TEXT PASSAGE:
SHL OPQ32 Results: How to Read Your Profile Chart and Sten Scores
How to read your SHL OPQ32 results: what a sten score of 1 to 10 means per trait, how to read the Profile Chart, and what the employer's report says about you.
Your SHL OPQ32 results are not a pass-or-fail number. They are a set of sten scores, a 1-to-10 scale, one for each of the 32 traits, that a recruiter reads against the role's target profile. A sten of 5 or 6 is average, 1 to 3 is low, and 8 to 10 is high, and no single trait is "good" or "bad" on its own. The whole point of reading your results is to understand which traits you scored high and low on, and whether that pattern matches what the job actually rewards. This guide shows you how to read the Profile Chart, what each sten band means, what the employer's report actually says, and how to turn all of it into a calmer, better-aimed answer next time.
If you want the full background on what the OPQ32 is, the three domains, the forced-choice format, and the six report types, our SHL OPQ explained guide covers that end to end. This page is the companion: it assumes you know what the test is and focuses only on reading and interpreting the results.
Quick takeaways
- OPQ32 results are reported as sten scores, a standardized 1-to-10 scale, one per trait.
- A sten of 5 to 6 is average, 1 to 3 is low, 8 to 10 is high, per SHL's scoring convention.
- There is no pass mark. Your profile is compared to the role's target, not a cutoff.

PROVIDED MATERIAL:
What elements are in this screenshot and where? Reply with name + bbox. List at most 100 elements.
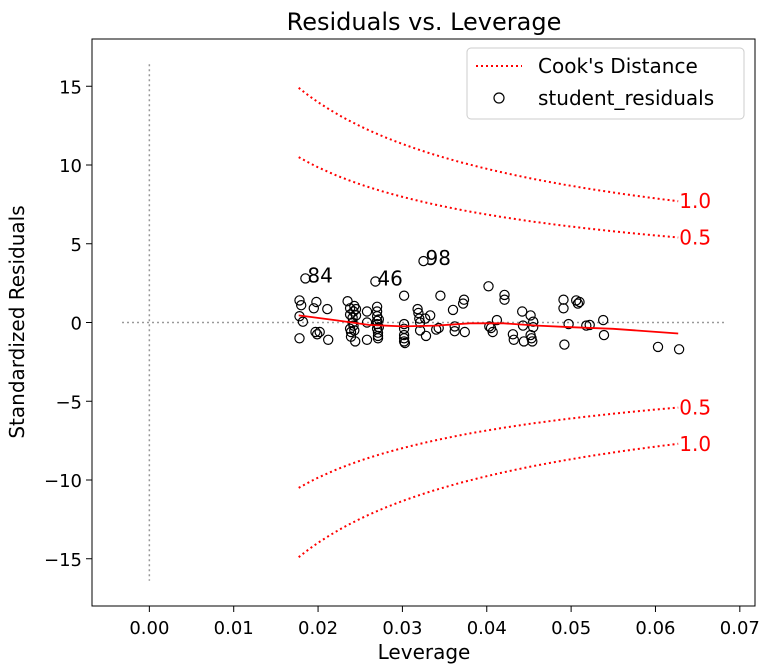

TASK SET:
a) Using the OPQ32 results guide, say whether each statement agrees with the text. Answer yes or no for each, and quote the text's deciding words exactly. (i) OPQ32 results come as a single pass-or-fail number. (ii) A sten of 8 to 10 counts as high. (iii) The OPQ32 gives a score for each of 40 traits.
b) From the OPQ32 results guide, echo the passage starting with "- A sten of" and going on through "not a cutoff.".

RESPONSES PER TASK:
a)
(i) No: "Your SHL OPQ32 results are not a pass-or-fail number."
(ii) Yes: "8 to 10 is high"
(iii) No: "one for each of the 32 traits"

b)
- A sten of 5 to 6 is average, 1 to 3 is low, 8 to 10 is high, per SHL's scoring convention.
- There is no pass mark. Your profile is compared to the role's target, not a cutoff.